* **EXERCISE DESCRIPTION**
The data below must be copied in full and without any change.
[Start of MATERIAL PROVIDED]
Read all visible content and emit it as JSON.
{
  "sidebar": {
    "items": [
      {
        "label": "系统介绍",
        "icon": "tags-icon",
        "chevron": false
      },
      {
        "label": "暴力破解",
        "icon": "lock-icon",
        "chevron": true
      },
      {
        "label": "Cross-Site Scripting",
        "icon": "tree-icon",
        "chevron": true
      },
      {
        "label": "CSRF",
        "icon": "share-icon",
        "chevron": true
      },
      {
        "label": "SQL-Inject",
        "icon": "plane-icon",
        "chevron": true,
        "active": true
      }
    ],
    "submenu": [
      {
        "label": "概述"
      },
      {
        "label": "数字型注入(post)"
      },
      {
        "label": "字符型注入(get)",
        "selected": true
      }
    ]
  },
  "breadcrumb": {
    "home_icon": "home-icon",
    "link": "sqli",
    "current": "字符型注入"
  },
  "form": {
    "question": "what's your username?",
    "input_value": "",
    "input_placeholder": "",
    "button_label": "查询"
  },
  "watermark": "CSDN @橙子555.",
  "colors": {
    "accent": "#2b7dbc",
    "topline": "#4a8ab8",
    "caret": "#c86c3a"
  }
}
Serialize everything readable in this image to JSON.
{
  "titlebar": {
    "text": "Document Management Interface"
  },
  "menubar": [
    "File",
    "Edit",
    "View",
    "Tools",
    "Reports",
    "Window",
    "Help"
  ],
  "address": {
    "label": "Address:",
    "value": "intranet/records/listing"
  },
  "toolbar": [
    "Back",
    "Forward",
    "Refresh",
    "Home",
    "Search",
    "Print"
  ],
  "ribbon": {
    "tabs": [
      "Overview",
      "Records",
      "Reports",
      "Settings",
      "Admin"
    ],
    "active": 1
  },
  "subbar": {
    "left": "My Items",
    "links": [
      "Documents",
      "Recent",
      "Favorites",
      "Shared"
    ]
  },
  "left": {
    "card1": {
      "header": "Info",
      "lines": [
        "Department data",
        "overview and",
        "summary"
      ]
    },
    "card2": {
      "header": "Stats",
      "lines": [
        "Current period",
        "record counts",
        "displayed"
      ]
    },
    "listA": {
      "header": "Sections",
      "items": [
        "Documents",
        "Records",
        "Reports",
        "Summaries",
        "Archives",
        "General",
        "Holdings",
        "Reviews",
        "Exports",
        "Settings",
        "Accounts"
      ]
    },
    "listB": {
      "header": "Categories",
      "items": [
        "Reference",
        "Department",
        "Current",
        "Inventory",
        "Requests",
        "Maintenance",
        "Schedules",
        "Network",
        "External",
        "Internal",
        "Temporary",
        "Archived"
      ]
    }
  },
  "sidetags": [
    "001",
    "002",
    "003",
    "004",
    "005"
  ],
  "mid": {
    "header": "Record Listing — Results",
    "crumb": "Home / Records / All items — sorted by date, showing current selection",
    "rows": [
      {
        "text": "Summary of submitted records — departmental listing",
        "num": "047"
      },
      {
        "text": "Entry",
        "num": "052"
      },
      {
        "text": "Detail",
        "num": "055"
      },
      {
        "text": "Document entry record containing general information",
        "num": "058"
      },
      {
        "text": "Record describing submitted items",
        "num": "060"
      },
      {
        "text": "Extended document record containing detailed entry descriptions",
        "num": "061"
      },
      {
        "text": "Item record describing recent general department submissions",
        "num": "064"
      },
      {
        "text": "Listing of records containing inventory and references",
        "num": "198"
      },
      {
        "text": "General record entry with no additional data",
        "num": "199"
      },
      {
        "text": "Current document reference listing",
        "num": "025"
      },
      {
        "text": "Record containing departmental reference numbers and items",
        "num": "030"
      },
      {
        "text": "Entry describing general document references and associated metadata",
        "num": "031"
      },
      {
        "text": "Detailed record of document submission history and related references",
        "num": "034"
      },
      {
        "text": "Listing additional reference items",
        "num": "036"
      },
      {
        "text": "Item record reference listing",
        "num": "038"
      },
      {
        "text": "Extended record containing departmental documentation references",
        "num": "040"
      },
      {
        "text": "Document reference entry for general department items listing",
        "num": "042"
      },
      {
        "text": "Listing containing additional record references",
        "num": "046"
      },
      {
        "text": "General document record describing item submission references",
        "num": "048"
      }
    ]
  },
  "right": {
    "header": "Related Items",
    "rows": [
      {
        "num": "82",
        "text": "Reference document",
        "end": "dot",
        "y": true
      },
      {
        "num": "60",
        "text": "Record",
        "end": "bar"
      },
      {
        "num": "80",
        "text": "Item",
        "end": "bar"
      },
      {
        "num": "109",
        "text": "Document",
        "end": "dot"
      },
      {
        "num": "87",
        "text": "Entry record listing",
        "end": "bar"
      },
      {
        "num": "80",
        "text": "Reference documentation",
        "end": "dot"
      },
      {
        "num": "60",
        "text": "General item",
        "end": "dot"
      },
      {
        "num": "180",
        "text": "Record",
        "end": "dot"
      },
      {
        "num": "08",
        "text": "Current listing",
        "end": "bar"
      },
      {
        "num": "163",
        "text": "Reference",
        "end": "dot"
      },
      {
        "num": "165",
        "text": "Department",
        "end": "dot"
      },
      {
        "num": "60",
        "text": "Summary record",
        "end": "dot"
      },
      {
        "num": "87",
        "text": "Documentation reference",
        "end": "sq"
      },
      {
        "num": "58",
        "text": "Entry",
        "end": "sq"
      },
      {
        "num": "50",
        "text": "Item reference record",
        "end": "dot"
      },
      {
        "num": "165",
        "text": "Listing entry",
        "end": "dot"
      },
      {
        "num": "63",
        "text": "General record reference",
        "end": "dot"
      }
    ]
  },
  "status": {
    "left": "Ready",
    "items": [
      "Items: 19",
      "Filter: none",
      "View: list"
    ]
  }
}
[End of MATERIAL PROVIDED]
* **TASK SOLUTION**
Read all visible content and emit it as JSON.
{
  "sidebar": {
    "items": [
      {
        "label": "系统介绍",
        "icon": "tags-icon",
        "chevron": false
      },
      {
        "label": "暴力破解",
        "icon": "lock-icon",
        "chevron": true
      },
      {
        "label": "Cross-Site Scripting",
        "icon": "tree-icon",
        "chevron": true
      },
      {
        "label": "CSRF",
        "icon": "share-icon",
        "chevron": true
      },
      {
        "label": "SQL-Inject",
        "icon": "plane-icon",
        "chevron": true,
        "active": true
      }
    ],
    "submenu": [
      {
        "label": "概述"
      },
      {
        "label": "数字型注入(post)"
      },
      {
        "label": "字符型注入(get)",
        "selected": true
      }
    ]
  },
  "breadcrumb": {
    "home_icon": "home-icon",
    "link": "sqli",
    "current": "字符型注入"
  },
  "form": {
    "question": "what's your username?",
    "input_value": "",
    "input_placeholder": "",
    "button_label": "查询"
  },
  "watermark": "CSDN @橙子555.",
  "colors": {
    "accent": "#2b7dbc",
    "topline": "#4a8ab8",
    "caret": "#c86c3a"
  }
}
Serialize everything readable in this image to JSON.
{
  "titlebar": {
    "text": "Document Management Interface"
  },
  "menubar": [
    "File",
    "Edit",
    "View",
    "Tools",
    "Reports",
    "Window",
    "Help"
  ],
  "address": {
    "label": "Address:",
    "value": "intranet/records/listing"
  },
  "toolbar": [
    "Back",
    "Forward",
    "Refresh",
    "Home",
    "Search",
    "Print"
  ],
  "ribbon": {
    "tabs": [
      "Overview",
      "Records",
      "Reports",
      "Settings",
      "Admin"
    ],
    "active": 1
  },
  "subbar": {
    "left": "My Items",
    "links": [
      "Documents",
      "Recent",
      "Favorites",
      "Shared"
    ]
  },
  "left": {
    "card1": {
      "header": "Info",
      "lines": [
        "Department data",
        "overview and",
        "summary"
      ]
    },
    "card2": {
      "header": "Stats",
      "lines": [
        "Current period",
        "record counts",
        "displayed"
      ]
    },
    "listA": {
      "header": "Sections",
      "items": [
        "Documents",
        "Records",
        "Reports",
        "Summaries",
        "Archives",
        "General",
        "Holdings",
        "Reviews",
        "Exports",
        "Settings",
        "Accounts"
      ]
    },
    "listB": {
      "header": "Categories",
      "items": [
        "Reference",
        "Department",
        "Current",
        "Inventory",
        "Requests",
        "Maintenance",
        "Schedules",
        "Network",
        "External",
        "Internal",
        "Temporary",
        "Archived"
      ]
    }
  },
  "sidetags": [
    "001",
    "002",
    "003",
    "004",
    "005"
  ],
  "mid": {
    "header": "Record Listing — Results",
    "crumb": "Home / Records / All items — sorted by date, showing current selection",
    "rows": [
      {
        "text": "Summary of submitted records — departmental listing",
        "num": "047"
      },
      {
        "text": "Entry",
        "num": "052"
      },
      {
        "text": "Detail",
        "num": "055"
      },
      {
        "text": "Document entry record containing general information",
        "num": "058"
      },
      {
        "text": "Record describing submitted items",
        "num": "060"
      },
      {
        "text": "Extended document record containing detailed entry descriptions",
        "num": "061"
      },
      {
        "text": "Item record describing recent general department submissions",
        "num": "064"
      },
      {
        "text": "Listing of records containing inventory and references",
        "num": "198"
      },
      {
        "text": "General record entry with no additional data",
        "num": "199"
      },
      {
        "text": "Current document reference listing",
        "num": "025"
      },
      {
        "text": "Record containing departmental reference numbers and items",
        "num": "030"
      },
      {
        "text": "Entry describing general document references and associated metadata",
        "num": "031"
      },
      {
        "text": "Detailed record of document submission history and related references",
        "num": "034"
      },
      {
        "text": "Listing additional reference items",
        "num": "036"
      },
      {
        "text": "Item record reference listing",
        "num": "038"
      },
      {
        "text": "Extended record containing departmental documentation references",
        "num": "040"
      },
      {
        "text": "Document reference entry for general department items listing",
        "num": "042"
      },
      {
        "text": "Listing containing additional record references",
        "num": "046"
      },
      {
        "text": "General document record describing item submission references",
        "num": "048"
      }
    ]
  },
  "right": {
    "header": "Related Items",
    "rows": [
      {
        "num": "82",
        "text": "Reference document",
        "end": "dot",
        "y": true
      },
      {
        "num": "60",
        "text": "Record",
        "end": "bar"
      },
      {
        "num": "80",
        "text": "Item",
        "end": "bar"
      },
      {
        "num": "109",
        "text": "Document",
        "end": "dot"
      },
      {
        "num": "87",
        "text": "Entry record listing",
        "end": "bar"
      },
      {
        "num": "80",
        "text": "Reference documentation",
        "end": "dot"
      },
      {
        "num": "60",
        "text": "General item",
        "end": "dot"
      },
      {
        "num": "180",
        "text": "Record",
        "end": "dot"
      },
      {
        "num": "08",
        "text": "Current listing",
        "end": "bar"
      },
      {
        "num": "163",
        "text": "Reference",
        "end": "dot"
      },
      {
        "num": "165",
        "text": "Department",
        "end": "dot"
      },
      {
        "num": "60",
        "text": "Summary record",
        "end": "dot"
      },
      {
        "num": "87",
        "text": "Documentation reference",
        "end": "sq"
      },
      {
        "num": "58",
        "text": "Entry",
        "end": "sq"
      },
      {
        "num": "50",
        "text": "Item reference record",
        "end": "dot"
      },
      {
        "num": "165",
        "text": "Listing entry",
        "end": "dot"
      },
      {
        "num": "63",
        "text": "General record reference",
        "end": "dot"
      }
    ]
  },
  "status": {
    "left": "Ready",
    "items": [
      "Items: 19",
      "Filter: none",
      "View: list"
    ]
  }
}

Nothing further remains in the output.